Exercise objective: Wherever the string "Settings" appears in the listing, copy that line.

● ● ● ●

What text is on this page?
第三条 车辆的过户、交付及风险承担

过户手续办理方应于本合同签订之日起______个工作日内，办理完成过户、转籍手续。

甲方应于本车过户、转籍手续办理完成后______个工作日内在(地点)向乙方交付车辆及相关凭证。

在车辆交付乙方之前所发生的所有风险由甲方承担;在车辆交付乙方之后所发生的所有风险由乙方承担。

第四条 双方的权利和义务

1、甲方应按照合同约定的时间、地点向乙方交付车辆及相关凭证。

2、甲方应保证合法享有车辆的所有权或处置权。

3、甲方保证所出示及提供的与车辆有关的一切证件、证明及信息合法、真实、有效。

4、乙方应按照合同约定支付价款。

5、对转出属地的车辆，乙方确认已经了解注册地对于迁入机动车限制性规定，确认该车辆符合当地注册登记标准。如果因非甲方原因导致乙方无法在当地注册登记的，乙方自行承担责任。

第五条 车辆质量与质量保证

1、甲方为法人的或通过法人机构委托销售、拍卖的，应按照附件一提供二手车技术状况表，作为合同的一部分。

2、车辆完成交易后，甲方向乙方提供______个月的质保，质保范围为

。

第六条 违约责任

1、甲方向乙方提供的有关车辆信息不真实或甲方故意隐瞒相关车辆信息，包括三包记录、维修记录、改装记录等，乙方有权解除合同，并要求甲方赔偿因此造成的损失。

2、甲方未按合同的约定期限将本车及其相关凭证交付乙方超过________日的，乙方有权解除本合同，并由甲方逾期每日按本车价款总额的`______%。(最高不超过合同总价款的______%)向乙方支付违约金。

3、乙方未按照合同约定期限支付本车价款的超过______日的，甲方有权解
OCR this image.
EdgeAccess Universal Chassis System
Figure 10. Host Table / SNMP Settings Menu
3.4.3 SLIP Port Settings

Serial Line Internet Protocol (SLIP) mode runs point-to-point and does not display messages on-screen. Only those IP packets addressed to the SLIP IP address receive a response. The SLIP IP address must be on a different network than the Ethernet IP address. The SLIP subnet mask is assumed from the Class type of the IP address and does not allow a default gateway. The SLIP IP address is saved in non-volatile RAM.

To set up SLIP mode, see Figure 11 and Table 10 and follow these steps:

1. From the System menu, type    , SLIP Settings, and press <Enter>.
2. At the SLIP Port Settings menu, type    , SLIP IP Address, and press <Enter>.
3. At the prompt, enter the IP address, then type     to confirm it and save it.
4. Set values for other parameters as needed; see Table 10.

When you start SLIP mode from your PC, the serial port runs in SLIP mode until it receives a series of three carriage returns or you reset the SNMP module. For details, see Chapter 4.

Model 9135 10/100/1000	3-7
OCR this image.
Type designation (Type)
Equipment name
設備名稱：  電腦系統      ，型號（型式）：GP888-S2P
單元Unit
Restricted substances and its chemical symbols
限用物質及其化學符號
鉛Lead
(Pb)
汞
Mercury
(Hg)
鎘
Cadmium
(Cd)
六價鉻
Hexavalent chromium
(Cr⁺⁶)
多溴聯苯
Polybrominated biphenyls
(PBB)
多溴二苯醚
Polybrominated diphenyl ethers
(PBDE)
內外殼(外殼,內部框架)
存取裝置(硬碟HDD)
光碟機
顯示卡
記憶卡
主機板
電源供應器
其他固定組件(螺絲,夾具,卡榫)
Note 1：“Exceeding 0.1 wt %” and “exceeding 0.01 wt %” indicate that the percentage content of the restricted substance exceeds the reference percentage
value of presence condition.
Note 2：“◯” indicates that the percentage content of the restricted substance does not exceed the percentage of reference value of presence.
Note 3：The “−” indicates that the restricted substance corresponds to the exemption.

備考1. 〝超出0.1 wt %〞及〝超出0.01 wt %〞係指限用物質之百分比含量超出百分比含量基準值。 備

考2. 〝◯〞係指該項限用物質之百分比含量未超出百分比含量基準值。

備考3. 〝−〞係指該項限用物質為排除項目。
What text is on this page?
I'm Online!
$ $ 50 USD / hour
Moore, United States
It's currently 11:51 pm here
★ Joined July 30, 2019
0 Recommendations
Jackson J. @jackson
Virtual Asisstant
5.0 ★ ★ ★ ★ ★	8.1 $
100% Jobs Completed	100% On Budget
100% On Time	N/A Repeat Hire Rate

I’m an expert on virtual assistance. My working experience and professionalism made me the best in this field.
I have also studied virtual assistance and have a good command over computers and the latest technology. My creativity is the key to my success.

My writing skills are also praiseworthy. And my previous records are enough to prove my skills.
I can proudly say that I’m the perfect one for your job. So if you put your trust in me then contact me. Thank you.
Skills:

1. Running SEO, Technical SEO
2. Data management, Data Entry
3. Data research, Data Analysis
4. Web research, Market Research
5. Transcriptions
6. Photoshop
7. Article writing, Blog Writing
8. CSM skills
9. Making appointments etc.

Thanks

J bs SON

● ● ● ●

Answer to the problem:
Figure 10. Host Table / SNMP Settings Menu
3.4.3 SLIP Port Settings
1. From the System menu, type    , SLIP Settings, and press <Enter>.
2. At the SLIP Port Settings menu, type    , SLIP IP Address, and press <Enter>.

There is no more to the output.